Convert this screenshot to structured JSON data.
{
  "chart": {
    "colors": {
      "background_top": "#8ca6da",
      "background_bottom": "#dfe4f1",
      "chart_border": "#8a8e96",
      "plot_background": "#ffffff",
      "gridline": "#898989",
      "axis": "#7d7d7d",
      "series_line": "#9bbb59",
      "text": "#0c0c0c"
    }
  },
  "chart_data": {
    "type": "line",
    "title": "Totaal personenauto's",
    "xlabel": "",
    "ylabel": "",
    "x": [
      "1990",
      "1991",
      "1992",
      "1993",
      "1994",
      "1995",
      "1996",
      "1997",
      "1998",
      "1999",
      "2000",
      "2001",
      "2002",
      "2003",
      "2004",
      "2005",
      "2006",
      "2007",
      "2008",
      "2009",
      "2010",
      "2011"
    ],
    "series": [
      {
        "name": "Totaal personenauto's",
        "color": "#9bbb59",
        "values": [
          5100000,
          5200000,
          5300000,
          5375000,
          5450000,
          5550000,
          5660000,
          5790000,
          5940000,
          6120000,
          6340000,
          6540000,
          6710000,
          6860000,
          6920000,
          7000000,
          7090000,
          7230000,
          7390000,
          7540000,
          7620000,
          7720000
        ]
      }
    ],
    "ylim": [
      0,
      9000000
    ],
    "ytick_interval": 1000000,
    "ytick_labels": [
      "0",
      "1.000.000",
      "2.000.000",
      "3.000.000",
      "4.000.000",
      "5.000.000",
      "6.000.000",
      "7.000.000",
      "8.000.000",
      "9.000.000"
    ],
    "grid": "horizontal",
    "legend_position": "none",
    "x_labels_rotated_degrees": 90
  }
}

§ **Request**: Every line above should be written out again exactly as it stands.

§ **Result of the exercise**:
Convert this screenshot to structured JSON data.
{
  "chart": {
    "colors": {
      "background_top": "#8ca6da",
      "background_bottom": "#dfe4f1",
      "chart_border": "#8a8e96",
      "plot_background": "#ffffff",
      "gridline": "#898989",
      "axis": "#7d7d7d",
      "series_line": "#9bbb59",
      "text": "#0c0c0c"
    }
  },
  "chart_data": {
    "type": "line",
    "title": "Totaal personenauto's",
    "xlabel": "",
    "ylabel": "",
    "x": [
      "1990",
      "1991",
      "1992",
      "1993",
      "1994",
      "1995",
      "1996",
      "1997",
      "1998",
      "1999",
      "2000",
      "2001",
      "2002",
      "2003",
      "2004",
      "2005",
      "2006",
      "2007",
      "2008",
      "2009",
      "2010",
      "2011"
    ],
    "series": [
      {
        "name": "Totaal personenauto's",
        "color": "#9bbb59",
        "values": [
          5100000,
          5200000,
          5300000,
          5375000,
          5450000,
          5550000,
          5660000,
          5790000,
          5940000,
          6120000,
          6340000,
          6540000,
          6710000,
          6860000,
          6920000,
          7000000,
          7090000,
          7230000,
          7390000,
          7540000,
          7620000,
          7720000
        ]
      }
    ],
    "ylim": [
      0,
      9000000
    ],
    "ytick_interval": 1000000,
    "ytick_labels": [
      "0",
      "1.000.000",
      "2.000.000",
      "3.000.000",
      "4.000.000",
      "5.000.000",
      "6.000.000",
      "7.000.000",
      "8.000.000",
      "9.000.000"
    ],
    "grid": "horizontal",
    "legend_position": "none",
    "x_labels_rotated_degrees": 90
  }
}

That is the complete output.